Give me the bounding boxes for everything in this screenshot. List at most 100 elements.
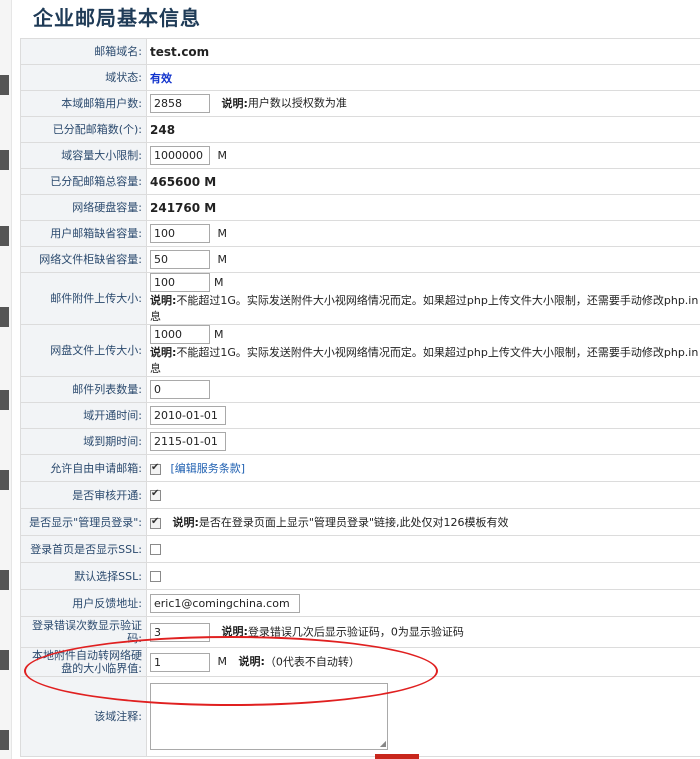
user-count-input[interactable] [150,94,210,113]
strip-marker [0,570,9,590]
label-line: 码: [127,632,142,645]
field-label: 是否显示"管理员登录": [20,508,147,536]
row-domain-capacity: 域容量大小限制: M [20,142,700,169]
left-scroll-strip [0,0,12,759]
unit-label: M [217,148,228,162]
row-attach-size: 邮件附件上传大小: M 说明:不能超过1G。实际发送附件大小视网络情况而定。如果… [20,272,700,325]
auto-transfer-input[interactable] [150,652,210,672]
default-mailbox-input[interactable] [150,224,210,243]
label-line: 登录错误次数显示验证 [32,619,142,632]
disk-upload-size-input[interactable] [150,325,210,344]
strip-marker [0,150,9,170]
row-free-apply: 允许自由申请邮箱: [编辑服务条款] [20,454,700,482]
strip-marker [0,730,9,750]
login-ssl-checkbox[interactable] [150,544,161,555]
note-label: 说明: [150,294,177,307]
basic-info-form: 邮箱域名: test.com 域状态: 有效 本域邮箱用户数: 说明:用户数以授… [20,38,700,757]
domain-comment-textarea[interactable]: ◢ [150,683,388,750]
unit-label: M [217,655,228,668]
field-label: 用户邮箱缺省容量: [20,220,147,247]
list-count-input[interactable] [150,380,210,399]
note-text: （0代表不自动转） [264,655,360,668]
note-text: 登录错误几次后显示验证码，0为显示验证码 [247,625,464,638]
row-default-filecab: 网络文件柜缺省容量: M [20,246,700,273]
row-domain-status: 域状态: 有效 [20,64,700,91]
note-label: 说明: [221,96,248,110]
field-label: 已分配邮箱总容量: [20,168,147,195]
note-tail: 息 [150,310,161,323]
feedback-input[interactable] [150,593,300,613]
row-netdisk-capacity: 网络硬盘容量: 241760 M [20,194,700,221]
strip-marker [0,307,9,327]
note-label: 说明: [150,346,177,359]
field-label: 是否审核开通: [20,481,147,509]
title-bar: 企业邮局基本信息 [20,0,700,38]
field-label: 网盘文件上传大小: [20,324,147,377]
field-label: 网络硬盘容量: [20,194,147,221]
label-line: 盘的大小临界值: [61,662,142,675]
field-label: 域容量大小限制: [20,142,147,169]
strip-marker [0,650,9,670]
field-label: 域开通时间: [20,402,147,429]
note-text: 是否在登录页面上显示"管理员登录"链接,此处仅对126模板有效 [198,516,509,529]
strip-marker [0,75,9,95]
domain-name-value: test.com [150,44,210,59]
open-date-input[interactable] [150,406,226,425]
field-label: 域状态: [20,64,147,91]
row-show-admin-login: 是否显示"管理员登录": 说明:是否在登录页面上显示"管理员登录"链接,此处仅对… [20,508,700,536]
free-apply-checkbox[interactable] [150,462,161,475]
row-allocated-boxes: 已分配邮箱数(个): 248 [20,116,700,143]
row-domain-comment: 该域注释: ◢ [20,676,700,757]
submit-button-edge[interactable] [375,754,419,759]
field-label: 已分配邮箱数(个): [20,116,147,143]
allocated-total-value: 465600 M [150,174,217,189]
row-feedback: 用户反馈地址: [20,589,700,617]
strip-marker [0,470,9,490]
row-auto-transfer: 本地附件自动转网络硬盘的大小临界值: M 说明:（0代表不自动转） [20,647,700,677]
row-disk-upload-size: 网盘文件上传大小: M 说明:不能超过1G。实际发送附件大小视网络情况而定。如果… [20,324,700,377]
field-label: 该域注释: [20,676,147,757]
field-label: 本地附件自动转网络硬 盘的大小临界值: [20,647,147,677]
show-admin-login-checkbox[interactable] [150,516,161,529]
row-default-ssl: 默认选择SSL: [20,562,700,590]
captcha-errors-input[interactable] [150,622,210,642]
row-expire-date: 域到期时间: [20,428,700,455]
field-label: 邮件附件上传大小: [20,272,147,325]
note-label: 说明: [238,655,265,668]
field-label: 登录错误次数显示验证 码: [20,616,147,648]
field-label: 邮箱域名: [20,38,147,65]
expire-date-input[interactable] [150,432,226,451]
row-captcha-errors: 登录错误次数显示验证码: 说明:登录错误几次后显示验证码，0为显示验证码 [20,616,700,648]
note-label: 说明: [172,516,199,529]
row-allocated-total: 已分配邮箱总容量: 465600 M [20,168,700,195]
attach-size-input[interactable] [150,273,210,292]
unit-label: M [217,226,228,240]
unit-label: M [214,327,224,341]
resize-handle-icon[interactable]: ◢ [380,739,386,748]
row-domain-name: 邮箱域名: test.com [20,38,700,65]
netdisk-capacity-value: 241760 M [150,200,217,215]
row-login-ssl: 登录首页是否显示SSL: [20,535,700,563]
field-label: 登录首页是否显示SSL: [20,535,147,563]
label-line: 本地附件自动转网络硬 [32,649,142,662]
default-filecab-input[interactable] [150,250,210,269]
field-label: 本域邮箱用户数: [20,90,147,117]
unit-label: M [217,252,228,266]
field-label: 用户反馈地址: [20,589,147,617]
row-open-date: 域开通时间: [20,402,700,429]
field-label: 允许自由申请邮箱: [20,454,147,482]
row-user-count: 本域邮箱用户数: 说明:用户数以授权数为准 [20,90,700,117]
page-title: 企业邮局基本信息 [33,6,201,30]
edit-terms-link[interactable]: [编辑服务条款] [171,462,246,475]
strip-marker [0,390,9,410]
row-list-count: 邮件列表数量: [20,376,700,403]
field-label: 默认选择SSL: [20,562,147,590]
allocated-boxes-value: 248 [150,122,176,137]
note-tail: 息 [150,362,161,375]
unit-label: M [214,275,224,289]
need-review-checkbox[interactable] [150,488,161,501]
note-text: 用户数以授权数为准 [247,96,347,110]
default-ssl-checkbox[interactable] [150,571,161,582]
domain-status-value: 有效 [150,71,172,85]
domain-capacity-input[interactable] [150,146,210,165]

● ● ●

**Sua tarefa:** Edite todas as entradas acima, trocando "strip-marker" por "side-marker" e mantendo todo o resto igual. Não inclua as imagens na resposta.

**Resposta à tarefa:**
Give me the bounding boxes for everything in this screenshot. List at most 100 elements.
user-count-input[interactable] [150,94,210,113]
side-marker [0,570,9,590]
label-line: 码: [127,632,142,645]
field-label: 是否显示"管理员登录": [20,508,147,536]
row-domain-capacity: 域容量大小限制: M [20,142,700,169]
left-scroll-strip [0,0,12,759]
unit-label: M [217,148,228,162]
row-attach-size: 邮件附件上传大小: M 说明:不能超过1G。实际发送附件大小视网络情况而定。如果… [20,272,700,325]
auto-transfer-input[interactable] [150,652,210,672]
default-mailbox-input[interactable] [150,224,210,243]
label-line: 登录错误次数显示验证 [32,619,142,632]
disk-upload-size-input[interactable] [150,325,210,344]
side-marker [0,150,9,170]
row-free-apply: 允许自由申请邮箱: [编辑服务条款] [20,454,700,482]
side-marker [0,730,9,750]
login-ssl-checkbox[interactable] [150,544,161,555]
note-label: 说明: [150,294,177,307]
basic-info-form: 邮箱域名: test.com 域状态: 有效 本域邮箱用户数: 说明:用户数以授… [20,38,700,757]
domain-comment-textarea[interactable]: ◢ [150,683,388,750]
unit-label: M [217,655,228,668]
field-label: 用户邮箱缺省容量: [20,220,147,247]
list-count-input[interactable] [150,380,210,399]
note-text: （0代表不自动转） [264,655,360,668]
note-text: 登录错误几次后显示验证码，0为显示验证码 [247,625,464,638]
row-default-filecab: 网络文件柜缺省容量: M [20,246,700,273]
row-domain-status: 域状态: 有效 [20,64,700,91]
note-label: 说明: [221,96,248,110]
field-label: 已分配邮箱总容量: [20,168,147,195]
note-tail: 息 [150,310,161,323]
feedback-input[interactable] [150,593,300,613]
row-netdisk-capacity: 网络硬盘容量: 241760 M [20,194,700,221]
side-marker [0,307,9,327]
note-label: 说明: [150,346,177,359]
field-label: 是否审核开通: [20,481,147,509]
title-bar: 企业邮局基本信息 [20,0,700,38]
field-label: 网盘文件上传大小: [20,324,147,377]
field-label: 网络硬盘容量: [20,194,147,221]
label-line: 盘的大小临界值: [61,662,142,675]
field-label: 域容量大小限制: [20,142,147,169]
side-marker [0,650,9,670]
field-label: 域开通时间: [20,402,147,429]
note-text: 是否在登录页面上显示"管理员登录"链接,此处仅对126模板有效 [198,516,509,529]
side-marker [0,75,9,95]
domain-name-value: test.com [150,44,210,59]
open-date-input[interactable] [150,406,226,425]
field-label: 域状态: [20,64,147,91]
row-show-admin-login: 是否显示"管理员登录": 说明:是否在登录页面上显示"管理员登录"链接,此处仅对… [20,508,700,536]
free-apply-checkbox[interactable] [150,462,161,475]
row-allocated-boxes: 已分配邮箱数(个): 248 [20,116,700,143]
row-domain-comment: 该域注释: ◢ [20,676,700,757]
submit-button-edge[interactable] [375,754,419,759]
field-label: 已分配邮箱数(个): [20,116,147,143]
allocated-total-value: 465600 M [150,174,217,189]
row-feedback: 用户反馈地址: [20,589,700,617]
side-marker [0,470,9,490]
row-auto-transfer: 本地附件自动转网络硬盘的大小临界值: M 说明:（0代表不自动转） [20,647,700,677]
row-disk-upload-size: 网盘文件上传大小: M 说明:不能超过1G。实际发送附件大小视网络情况而定。如果… [20,324,700,377]
field-label: 该域注释: [20,676,147,757]
field-label: 本地附件自动转网络硬 盘的大小临界值: [20,647,147,677]
show-admin-login-checkbox[interactable] [150,516,161,529]
row-default-ssl: 默认选择SSL: [20,562,700,590]
captcha-errors-input[interactable] [150,622,210,642]
row-expire-date: 域到期时间: [20,428,700,455]
field-label: 邮件附件上传大小: [20,272,147,325]
note-label: 说明: [238,655,265,668]
field-label: 登录错误次数显示验证 码: [20,616,147,648]
field-label: 邮箱域名: [20,38,147,65]
expire-date-input[interactable] [150,432,226,451]
row-captcha-errors: 登录错误次数显示验证码: 说明:登录错误几次后显示验证码，0为显示验证码 [20,616,700,648]
note-label: 说明: [172,516,199,529]
row-allocated-total: 已分配邮箱总容量: 465600 M [20,168,700,195]
attach-size-input[interactable] [150,273,210,292]
unit-label: M [217,226,228,240]
unit-label: M [214,327,224,341]
resize-handle-icon[interactable]: ◢ [380,739,386,748]
row-domain-name: 邮箱域名: test.com [20,38,700,65]
netdisk-capacity-value: 241760 M [150,200,217,215]
row-login-ssl: 登录首页是否显示SSL: [20,535,700,563]
field-label: 登录首页是否显示SSL: [20,535,147,563]
label-line: 本地附件自动转网络硬 [32,649,142,662]
default-filecab-input[interactable] [150,250,210,269]
field-label: 本域邮箱用户数: [20,90,147,117]
unit-label: M [217,252,228,266]
field-label: 用户反馈地址: [20,589,147,617]
row-open-date: 域开通时间: [20,402,700,429]
field-label: 允许自由申请邮箱: [20,454,147,482]
row-user-count: 本域邮箱用户数: 说明:用户数以授权数为准 [20,90,700,117]
page-title: 企业邮局基本信息 [33,6,201,30]
edit-terms-link[interactable]: [编辑服务条款] [171,462,246,475]
side-marker [0,390,9,410]
row-list-count: 邮件列表数量: [20,376,700,403]
field-label: 默认选择SSL: [20,562,147,590]
allocated-boxes-value: 248 [150,122,176,137]
note-tail: 息 [150,362,161,375]
unit-label: M [214,275,224,289]
need-review-checkbox[interactable] [150,488,161,501]
note-text: 用户数以授权数为准 [247,96,347,110]
default-ssl-checkbox[interactable] [150,571,161,582]
domain-status-value: 有效 [150,71,172,85]
domain-capacity-input[interactable] [150,146,210,165]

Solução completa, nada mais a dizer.